**Source passage**
____
A Quick Overview of Systemic Racism in America
Written by Hannah Martinez
I'm sure it is no coincidence that we are taught that in 1865, the 13th Amendment to the United States Constitution outlawed slavery and other forms of involuntary servitude. Black slaves were freed, and so all problems stemming from the outrageous practice of slavery faded into the ether.
However, reality differs extensively.
While the racist, white slaveowners of the past may be long dead and their overt, blatant racism now generally frowned upon by [most of] society, America still has a problem concerning race. Publicly, people pride themselves on not using racial slurs and being “colorblind,” claiming that racism died a long time ago. However, systemic racism is defined by racism expressed through social, political, or economic institutions.
Systemic racism negatively affects people of color, most notably blacks, from the moment that they are born. Black children are two times more likely to die before the age of one than white children. Black mothers are two to three times more likely to die from pregnancy-related causes than white mothers. Black fathers are two to three times more likely to be absent from their children’s lives than white fathers. If a Black child manages to survive despite these disadvantages, they face additional statistical hardships.
Why are these disparities present in America? Systemic racism. Over the decades the voting power of Blacks have been suppressed; their access to housing has been denied; petitions for welfare and social services have been rejected; budgets for education, healthcare, and more in predominantly Black communities have been slashed. A Black child lives in an unequal world compared to their white schoolmate, with a school filled with dilapidated textbooks and underpaid teachers. A Black woman lives in an unequal world compared to her white coworker, with employment opportunities squandered and constantly being passed over in favor of lighter shades of skin. A Black man lives in an unequal world compared to his white neighbor, with real estate agents hesitant to show certain homes and banks quick to raise rates of down payments.
____
**What the exercise asks**
Continue the overview of systemic racism in America, starting right after its final sentence. The items placed after this essay have no part in the work.

**Saved entries**
____
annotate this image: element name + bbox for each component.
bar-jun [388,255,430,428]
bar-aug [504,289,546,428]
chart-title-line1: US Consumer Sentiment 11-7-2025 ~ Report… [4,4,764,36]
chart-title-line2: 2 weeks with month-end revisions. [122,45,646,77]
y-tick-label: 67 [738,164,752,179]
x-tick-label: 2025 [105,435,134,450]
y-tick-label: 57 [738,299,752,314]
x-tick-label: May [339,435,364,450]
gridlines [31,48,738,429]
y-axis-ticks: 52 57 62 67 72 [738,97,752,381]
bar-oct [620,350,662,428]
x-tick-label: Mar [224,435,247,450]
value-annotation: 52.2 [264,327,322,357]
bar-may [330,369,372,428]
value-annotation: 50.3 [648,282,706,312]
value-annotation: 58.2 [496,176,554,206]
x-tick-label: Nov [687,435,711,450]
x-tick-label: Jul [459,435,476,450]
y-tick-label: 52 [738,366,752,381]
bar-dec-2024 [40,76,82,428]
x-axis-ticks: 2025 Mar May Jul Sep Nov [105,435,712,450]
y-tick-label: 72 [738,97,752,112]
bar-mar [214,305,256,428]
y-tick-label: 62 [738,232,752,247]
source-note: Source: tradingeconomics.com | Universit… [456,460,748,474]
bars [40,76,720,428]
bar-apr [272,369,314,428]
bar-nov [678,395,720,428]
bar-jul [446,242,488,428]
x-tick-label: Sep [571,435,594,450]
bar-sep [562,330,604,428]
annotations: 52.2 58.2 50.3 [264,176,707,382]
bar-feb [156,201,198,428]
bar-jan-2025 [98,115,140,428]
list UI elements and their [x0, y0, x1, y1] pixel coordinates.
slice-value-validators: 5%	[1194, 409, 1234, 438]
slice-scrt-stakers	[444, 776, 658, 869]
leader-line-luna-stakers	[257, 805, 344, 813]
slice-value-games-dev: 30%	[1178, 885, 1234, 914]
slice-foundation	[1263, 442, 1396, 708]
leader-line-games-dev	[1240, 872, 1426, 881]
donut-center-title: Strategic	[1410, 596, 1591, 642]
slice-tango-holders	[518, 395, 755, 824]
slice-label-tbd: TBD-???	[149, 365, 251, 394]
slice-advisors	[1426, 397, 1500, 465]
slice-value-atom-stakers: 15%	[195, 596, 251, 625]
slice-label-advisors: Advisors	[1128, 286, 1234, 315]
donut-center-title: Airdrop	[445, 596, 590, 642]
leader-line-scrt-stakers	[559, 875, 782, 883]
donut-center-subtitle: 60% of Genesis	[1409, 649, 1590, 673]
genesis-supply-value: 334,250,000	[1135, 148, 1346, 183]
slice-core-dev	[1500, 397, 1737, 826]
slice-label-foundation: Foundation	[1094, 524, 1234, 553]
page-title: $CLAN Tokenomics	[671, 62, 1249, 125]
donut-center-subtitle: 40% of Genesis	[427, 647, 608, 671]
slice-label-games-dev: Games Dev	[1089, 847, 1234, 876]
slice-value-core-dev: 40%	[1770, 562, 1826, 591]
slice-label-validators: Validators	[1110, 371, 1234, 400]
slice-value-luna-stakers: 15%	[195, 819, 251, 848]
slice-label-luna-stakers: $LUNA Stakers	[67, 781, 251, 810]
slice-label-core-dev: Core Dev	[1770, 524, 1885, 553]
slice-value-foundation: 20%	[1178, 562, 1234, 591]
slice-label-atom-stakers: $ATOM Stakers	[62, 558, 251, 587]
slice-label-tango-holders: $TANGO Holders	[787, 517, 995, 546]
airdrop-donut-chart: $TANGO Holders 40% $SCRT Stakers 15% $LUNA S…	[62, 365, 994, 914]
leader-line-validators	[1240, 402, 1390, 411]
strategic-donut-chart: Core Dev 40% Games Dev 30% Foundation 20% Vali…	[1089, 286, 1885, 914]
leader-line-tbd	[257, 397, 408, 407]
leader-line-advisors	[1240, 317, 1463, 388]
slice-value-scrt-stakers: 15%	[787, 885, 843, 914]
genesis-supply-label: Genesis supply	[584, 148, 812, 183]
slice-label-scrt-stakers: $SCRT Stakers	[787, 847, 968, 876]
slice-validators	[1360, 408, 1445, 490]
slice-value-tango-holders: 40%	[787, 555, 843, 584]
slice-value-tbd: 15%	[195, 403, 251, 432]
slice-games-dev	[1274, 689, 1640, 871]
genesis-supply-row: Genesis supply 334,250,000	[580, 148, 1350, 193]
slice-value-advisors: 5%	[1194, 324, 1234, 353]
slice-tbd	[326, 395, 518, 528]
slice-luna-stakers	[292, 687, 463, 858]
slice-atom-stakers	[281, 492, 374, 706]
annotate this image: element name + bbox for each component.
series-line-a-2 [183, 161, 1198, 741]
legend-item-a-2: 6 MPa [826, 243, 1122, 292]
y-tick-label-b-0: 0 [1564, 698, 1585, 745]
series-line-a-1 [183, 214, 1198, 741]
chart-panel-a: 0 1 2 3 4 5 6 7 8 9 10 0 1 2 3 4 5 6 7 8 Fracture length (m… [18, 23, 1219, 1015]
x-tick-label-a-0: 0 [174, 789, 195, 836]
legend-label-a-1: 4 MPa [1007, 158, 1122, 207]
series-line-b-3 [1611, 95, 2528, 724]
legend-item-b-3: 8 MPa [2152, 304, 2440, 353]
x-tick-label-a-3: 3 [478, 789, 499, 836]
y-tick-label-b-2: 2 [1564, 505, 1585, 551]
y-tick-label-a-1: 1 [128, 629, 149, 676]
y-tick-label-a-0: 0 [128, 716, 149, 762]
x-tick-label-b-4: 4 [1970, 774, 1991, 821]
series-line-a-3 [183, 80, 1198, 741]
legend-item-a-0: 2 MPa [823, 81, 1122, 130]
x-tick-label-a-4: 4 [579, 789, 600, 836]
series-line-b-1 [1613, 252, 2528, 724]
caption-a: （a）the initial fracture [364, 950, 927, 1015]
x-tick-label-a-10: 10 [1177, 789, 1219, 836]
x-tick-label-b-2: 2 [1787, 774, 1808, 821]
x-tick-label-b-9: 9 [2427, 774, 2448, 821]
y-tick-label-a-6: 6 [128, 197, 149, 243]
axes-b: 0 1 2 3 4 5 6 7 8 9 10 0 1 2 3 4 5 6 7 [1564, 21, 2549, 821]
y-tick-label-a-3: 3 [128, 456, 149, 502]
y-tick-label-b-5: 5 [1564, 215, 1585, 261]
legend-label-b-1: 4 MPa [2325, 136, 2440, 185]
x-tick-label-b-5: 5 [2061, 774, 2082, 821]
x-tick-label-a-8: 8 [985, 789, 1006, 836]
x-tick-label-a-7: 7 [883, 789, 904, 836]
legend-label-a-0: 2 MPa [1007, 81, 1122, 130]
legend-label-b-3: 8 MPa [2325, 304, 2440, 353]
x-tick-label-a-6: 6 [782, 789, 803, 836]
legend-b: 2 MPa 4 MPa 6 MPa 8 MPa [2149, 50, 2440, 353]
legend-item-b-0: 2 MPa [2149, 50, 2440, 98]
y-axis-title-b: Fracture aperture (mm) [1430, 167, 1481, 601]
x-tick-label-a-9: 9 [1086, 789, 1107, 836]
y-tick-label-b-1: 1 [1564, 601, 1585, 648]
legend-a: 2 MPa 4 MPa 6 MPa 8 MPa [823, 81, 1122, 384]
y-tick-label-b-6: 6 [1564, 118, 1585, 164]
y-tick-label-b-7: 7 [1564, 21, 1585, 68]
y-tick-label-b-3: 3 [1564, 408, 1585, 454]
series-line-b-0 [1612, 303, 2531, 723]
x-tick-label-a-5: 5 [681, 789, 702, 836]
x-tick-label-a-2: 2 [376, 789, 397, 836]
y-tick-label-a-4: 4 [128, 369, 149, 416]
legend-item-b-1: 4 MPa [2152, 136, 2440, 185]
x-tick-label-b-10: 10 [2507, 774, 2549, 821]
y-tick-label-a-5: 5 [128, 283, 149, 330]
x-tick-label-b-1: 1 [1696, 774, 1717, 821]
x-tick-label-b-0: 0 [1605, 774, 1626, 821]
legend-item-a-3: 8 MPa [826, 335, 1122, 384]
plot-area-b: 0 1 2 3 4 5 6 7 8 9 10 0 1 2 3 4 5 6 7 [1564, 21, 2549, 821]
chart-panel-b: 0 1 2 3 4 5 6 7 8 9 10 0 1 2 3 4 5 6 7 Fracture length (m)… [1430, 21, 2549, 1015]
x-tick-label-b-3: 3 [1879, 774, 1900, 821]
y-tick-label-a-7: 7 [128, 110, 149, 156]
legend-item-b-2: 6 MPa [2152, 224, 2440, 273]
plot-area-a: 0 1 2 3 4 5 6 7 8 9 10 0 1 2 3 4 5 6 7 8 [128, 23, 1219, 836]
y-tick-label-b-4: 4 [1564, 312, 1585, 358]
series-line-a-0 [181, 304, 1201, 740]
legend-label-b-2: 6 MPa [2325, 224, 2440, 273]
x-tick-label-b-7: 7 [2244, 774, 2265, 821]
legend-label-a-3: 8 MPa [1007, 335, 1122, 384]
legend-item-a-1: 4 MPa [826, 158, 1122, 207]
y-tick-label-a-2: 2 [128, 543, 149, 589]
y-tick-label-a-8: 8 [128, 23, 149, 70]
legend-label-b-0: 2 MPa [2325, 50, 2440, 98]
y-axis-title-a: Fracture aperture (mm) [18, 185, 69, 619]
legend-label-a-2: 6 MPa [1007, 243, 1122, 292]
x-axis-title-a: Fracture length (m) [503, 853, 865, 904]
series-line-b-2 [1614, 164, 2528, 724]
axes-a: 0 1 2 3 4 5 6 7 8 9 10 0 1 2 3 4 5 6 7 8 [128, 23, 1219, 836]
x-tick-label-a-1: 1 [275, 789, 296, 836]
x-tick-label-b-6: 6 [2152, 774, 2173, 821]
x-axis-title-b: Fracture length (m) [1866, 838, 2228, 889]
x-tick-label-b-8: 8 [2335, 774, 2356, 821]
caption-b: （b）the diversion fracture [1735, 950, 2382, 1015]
____
**Answer for the task**
Instead of investing in these communities and giving them back their voting power, giving them a decent place to raise their children, giving them access to social services, and giving them better schools, medical centers, and better employment opportunities, white people in power and the systems they create criminalize Black communities.
In places where crime rates run high, instead of educating the next generation and giving them the resources they need to stay away from crime and succeed, cities pay their police forces more. When all you have is a hammer, everything looks like a nail; this rings true for every underserved Black community. These communities are heavily patrolled by untrained and incompetent police forces. Police officers only have two “hammers” in their hands: a pair of handcuffs and a gun. With this in mind, it should not be surprising that a leading cause of death for Black men is being killed by a police officer; it should not be surprising that despite representing a minority of the American population, Black people make up nearly forty percent of America’s prisoners.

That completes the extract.